YOUR TASK ▸
Collect every line that includes the string "coefficient".
┄┄┄┄┄┄┄┄┄┄┄┄┄┄┄┄┄┄┄┄
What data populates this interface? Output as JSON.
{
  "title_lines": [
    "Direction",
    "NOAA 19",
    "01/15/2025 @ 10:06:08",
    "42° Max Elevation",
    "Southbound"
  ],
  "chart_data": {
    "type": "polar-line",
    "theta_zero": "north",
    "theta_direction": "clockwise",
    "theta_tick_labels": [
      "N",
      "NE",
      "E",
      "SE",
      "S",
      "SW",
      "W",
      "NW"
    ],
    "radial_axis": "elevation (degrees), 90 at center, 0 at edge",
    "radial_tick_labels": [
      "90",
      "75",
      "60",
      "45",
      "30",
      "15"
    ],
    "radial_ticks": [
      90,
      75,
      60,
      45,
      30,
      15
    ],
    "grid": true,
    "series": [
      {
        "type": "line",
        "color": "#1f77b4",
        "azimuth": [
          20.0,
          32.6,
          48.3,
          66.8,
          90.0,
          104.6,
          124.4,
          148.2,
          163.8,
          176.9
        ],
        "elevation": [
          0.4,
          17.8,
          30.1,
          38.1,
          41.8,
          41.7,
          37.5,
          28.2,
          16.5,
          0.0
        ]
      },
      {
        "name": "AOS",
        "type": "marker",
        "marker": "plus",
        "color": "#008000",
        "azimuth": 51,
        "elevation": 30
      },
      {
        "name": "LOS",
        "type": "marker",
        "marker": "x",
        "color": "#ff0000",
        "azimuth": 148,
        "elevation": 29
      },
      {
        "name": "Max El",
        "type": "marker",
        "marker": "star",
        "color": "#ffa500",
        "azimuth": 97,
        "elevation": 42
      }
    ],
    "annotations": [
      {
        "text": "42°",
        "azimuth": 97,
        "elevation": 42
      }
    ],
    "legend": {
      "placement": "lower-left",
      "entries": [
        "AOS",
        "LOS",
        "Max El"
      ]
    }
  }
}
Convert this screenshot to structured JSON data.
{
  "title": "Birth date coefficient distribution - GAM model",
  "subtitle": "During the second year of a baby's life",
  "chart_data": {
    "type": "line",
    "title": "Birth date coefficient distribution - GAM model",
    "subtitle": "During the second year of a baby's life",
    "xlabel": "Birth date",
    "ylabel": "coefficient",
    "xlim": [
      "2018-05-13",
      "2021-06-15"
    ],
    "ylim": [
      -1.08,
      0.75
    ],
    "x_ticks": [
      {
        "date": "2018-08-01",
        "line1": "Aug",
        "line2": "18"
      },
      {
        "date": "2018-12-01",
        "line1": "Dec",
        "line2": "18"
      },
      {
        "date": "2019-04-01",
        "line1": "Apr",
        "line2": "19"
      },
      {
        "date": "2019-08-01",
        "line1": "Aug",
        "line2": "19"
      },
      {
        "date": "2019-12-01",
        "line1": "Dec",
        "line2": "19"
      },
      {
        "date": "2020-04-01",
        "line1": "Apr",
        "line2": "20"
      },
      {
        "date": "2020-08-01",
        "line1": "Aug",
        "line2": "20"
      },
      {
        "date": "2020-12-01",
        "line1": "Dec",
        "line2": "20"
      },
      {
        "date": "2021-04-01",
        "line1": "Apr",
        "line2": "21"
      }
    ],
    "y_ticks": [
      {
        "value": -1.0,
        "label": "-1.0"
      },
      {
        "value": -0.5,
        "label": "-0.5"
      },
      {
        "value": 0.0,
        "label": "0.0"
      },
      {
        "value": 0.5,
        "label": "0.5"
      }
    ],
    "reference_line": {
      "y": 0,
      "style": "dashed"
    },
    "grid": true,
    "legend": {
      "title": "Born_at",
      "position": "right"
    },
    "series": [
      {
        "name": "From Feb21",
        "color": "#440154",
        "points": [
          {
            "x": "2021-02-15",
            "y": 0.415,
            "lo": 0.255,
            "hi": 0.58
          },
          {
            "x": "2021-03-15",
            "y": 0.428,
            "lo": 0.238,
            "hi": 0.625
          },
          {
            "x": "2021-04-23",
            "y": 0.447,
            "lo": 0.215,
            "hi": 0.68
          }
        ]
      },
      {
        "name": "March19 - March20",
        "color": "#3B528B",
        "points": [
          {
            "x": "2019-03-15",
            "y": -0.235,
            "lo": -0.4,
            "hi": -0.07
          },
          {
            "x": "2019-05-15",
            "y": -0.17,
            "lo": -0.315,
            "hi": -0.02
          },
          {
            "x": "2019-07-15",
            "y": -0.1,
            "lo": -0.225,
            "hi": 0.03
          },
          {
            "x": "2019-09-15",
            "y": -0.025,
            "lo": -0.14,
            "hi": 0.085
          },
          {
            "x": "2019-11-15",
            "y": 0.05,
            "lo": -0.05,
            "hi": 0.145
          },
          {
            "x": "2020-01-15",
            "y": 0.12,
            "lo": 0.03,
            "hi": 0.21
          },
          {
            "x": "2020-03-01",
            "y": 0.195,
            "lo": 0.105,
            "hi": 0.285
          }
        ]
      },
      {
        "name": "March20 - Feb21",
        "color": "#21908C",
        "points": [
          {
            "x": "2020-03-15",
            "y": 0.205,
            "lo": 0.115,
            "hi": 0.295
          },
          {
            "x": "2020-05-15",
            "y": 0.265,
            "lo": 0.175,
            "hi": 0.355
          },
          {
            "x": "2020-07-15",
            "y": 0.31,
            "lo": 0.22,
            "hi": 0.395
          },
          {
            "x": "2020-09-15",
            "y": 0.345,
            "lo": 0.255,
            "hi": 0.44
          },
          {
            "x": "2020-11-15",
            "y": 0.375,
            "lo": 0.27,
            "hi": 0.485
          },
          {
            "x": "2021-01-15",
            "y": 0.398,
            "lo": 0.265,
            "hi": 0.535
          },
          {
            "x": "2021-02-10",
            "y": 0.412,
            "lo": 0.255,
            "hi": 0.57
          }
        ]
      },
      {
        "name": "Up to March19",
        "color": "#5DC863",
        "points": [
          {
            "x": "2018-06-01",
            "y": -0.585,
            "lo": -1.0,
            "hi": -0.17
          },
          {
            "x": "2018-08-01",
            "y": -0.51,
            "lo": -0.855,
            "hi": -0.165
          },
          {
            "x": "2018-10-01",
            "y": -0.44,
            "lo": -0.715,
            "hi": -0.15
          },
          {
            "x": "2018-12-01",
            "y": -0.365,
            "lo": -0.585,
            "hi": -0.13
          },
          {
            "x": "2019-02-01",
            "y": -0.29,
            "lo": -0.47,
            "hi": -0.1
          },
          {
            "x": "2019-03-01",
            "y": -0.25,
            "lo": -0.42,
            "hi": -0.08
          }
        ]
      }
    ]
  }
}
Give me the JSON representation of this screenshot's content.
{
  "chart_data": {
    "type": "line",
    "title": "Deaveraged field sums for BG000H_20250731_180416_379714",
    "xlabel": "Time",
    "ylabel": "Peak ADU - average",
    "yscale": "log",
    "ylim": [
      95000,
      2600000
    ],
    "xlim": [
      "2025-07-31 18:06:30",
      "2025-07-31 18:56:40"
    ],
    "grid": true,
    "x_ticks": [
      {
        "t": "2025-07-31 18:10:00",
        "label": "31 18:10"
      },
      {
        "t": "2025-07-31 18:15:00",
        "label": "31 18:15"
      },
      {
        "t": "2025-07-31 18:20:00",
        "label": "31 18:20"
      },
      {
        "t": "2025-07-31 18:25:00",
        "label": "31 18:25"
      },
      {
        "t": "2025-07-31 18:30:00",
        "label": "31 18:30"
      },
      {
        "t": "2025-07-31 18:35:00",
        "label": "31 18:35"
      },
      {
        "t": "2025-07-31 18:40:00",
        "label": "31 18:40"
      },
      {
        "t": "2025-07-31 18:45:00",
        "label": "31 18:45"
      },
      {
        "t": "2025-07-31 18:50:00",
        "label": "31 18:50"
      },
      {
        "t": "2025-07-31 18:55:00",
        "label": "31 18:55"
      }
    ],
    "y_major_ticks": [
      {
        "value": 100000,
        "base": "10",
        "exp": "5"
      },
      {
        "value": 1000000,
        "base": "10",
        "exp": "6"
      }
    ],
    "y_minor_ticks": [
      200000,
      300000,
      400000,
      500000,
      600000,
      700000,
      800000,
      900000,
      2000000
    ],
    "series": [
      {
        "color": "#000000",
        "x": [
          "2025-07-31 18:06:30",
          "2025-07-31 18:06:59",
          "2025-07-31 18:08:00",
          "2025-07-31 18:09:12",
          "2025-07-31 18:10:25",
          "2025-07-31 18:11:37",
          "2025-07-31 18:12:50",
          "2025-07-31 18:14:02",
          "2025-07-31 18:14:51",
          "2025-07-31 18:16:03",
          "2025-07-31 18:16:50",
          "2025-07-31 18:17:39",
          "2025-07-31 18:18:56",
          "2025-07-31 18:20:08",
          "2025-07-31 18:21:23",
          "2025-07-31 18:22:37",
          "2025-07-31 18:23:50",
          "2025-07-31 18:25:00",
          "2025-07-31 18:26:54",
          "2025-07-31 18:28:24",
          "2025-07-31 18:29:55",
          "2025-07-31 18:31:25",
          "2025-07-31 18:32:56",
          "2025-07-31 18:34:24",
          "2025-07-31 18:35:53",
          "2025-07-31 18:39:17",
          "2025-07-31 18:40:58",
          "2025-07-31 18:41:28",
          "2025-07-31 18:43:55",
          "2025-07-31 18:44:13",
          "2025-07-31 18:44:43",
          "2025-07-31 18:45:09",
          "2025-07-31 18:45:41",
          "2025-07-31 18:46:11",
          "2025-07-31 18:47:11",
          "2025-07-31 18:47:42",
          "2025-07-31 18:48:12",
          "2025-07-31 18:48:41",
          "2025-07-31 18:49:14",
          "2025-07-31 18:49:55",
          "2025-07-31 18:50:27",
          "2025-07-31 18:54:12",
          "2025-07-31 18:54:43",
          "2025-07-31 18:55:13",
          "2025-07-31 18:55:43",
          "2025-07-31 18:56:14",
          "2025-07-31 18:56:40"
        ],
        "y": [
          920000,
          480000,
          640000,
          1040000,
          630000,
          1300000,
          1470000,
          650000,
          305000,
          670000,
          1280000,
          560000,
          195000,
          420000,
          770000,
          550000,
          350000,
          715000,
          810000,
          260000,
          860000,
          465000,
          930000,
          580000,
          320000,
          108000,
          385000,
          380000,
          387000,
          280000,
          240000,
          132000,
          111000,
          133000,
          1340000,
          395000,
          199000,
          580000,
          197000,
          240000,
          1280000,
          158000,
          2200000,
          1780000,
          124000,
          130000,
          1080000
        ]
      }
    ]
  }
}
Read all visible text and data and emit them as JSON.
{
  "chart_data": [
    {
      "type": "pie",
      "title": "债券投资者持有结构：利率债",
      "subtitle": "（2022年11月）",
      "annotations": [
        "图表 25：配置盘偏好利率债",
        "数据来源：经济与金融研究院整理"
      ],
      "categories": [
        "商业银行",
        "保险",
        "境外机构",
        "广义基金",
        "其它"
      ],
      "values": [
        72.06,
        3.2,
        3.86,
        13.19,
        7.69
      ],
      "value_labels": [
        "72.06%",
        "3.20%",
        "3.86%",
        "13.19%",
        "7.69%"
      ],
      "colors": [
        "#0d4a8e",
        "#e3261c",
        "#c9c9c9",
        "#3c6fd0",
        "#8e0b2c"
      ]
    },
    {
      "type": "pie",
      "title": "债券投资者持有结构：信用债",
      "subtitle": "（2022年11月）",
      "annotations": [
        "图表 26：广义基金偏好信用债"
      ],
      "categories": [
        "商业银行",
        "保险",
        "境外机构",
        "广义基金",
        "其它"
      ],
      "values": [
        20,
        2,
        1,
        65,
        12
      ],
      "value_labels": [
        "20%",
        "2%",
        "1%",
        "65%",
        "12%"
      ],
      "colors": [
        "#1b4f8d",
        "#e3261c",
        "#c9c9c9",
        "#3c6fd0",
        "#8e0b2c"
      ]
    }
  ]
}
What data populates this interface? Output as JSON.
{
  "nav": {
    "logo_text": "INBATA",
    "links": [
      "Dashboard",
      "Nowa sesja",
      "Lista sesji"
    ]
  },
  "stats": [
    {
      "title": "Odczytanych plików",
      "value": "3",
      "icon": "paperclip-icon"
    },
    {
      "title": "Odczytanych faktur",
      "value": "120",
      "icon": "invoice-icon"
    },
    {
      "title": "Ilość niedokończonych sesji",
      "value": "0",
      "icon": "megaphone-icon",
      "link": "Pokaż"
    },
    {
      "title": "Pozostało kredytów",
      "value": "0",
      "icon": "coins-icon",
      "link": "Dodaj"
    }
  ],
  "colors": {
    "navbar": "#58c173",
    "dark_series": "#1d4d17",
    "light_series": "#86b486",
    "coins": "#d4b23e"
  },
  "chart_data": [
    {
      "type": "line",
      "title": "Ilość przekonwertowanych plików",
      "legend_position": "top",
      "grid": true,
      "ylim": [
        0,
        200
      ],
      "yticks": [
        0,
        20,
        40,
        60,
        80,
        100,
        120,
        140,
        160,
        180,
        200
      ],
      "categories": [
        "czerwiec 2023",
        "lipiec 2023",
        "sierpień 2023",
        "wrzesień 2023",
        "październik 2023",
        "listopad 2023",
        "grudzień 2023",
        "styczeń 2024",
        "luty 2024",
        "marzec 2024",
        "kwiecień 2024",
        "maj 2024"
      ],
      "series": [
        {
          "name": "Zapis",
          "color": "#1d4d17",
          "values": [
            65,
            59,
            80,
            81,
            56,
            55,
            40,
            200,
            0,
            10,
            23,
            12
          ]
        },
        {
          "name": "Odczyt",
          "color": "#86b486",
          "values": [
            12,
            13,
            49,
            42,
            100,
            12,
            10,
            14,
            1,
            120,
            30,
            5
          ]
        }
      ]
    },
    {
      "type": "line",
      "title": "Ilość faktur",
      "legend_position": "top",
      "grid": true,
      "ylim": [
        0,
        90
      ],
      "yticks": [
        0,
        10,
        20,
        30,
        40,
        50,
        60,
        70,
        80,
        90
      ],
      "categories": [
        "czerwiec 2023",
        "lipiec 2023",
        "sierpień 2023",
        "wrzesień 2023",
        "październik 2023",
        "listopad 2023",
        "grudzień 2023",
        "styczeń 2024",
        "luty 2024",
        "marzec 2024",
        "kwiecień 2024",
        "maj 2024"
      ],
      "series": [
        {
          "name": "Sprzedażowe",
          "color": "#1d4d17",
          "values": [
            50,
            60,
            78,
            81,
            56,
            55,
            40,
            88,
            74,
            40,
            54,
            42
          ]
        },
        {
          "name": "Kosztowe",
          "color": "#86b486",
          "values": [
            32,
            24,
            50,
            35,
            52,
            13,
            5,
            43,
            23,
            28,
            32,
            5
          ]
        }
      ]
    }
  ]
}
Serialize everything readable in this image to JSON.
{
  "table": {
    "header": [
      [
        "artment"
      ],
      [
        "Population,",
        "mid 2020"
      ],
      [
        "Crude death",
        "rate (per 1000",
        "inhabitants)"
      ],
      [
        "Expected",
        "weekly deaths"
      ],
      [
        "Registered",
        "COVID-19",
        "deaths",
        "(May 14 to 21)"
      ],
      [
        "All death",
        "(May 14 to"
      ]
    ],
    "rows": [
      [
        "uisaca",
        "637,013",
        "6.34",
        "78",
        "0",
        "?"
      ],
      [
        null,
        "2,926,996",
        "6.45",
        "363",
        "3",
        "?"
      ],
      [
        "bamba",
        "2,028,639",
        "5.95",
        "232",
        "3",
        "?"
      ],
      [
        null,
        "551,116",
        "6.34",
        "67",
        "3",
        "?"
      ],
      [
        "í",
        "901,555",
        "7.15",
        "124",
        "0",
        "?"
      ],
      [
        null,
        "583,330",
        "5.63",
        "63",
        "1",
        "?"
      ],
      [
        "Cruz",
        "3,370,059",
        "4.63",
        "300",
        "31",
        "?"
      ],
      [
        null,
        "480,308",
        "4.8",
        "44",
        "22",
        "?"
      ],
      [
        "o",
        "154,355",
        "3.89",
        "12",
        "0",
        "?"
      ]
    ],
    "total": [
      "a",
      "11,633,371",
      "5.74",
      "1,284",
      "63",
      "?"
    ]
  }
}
┄┄┄┄┄┄┄┄┄┄┄┄┄┄┄┄┄┄┄┄
RESPONSE ▸
  "title": "Birth date coefficient distribution - GAM model",
    "title": "Birth date coefficient distribution - GAM model",
    "ylabel": "coefficient",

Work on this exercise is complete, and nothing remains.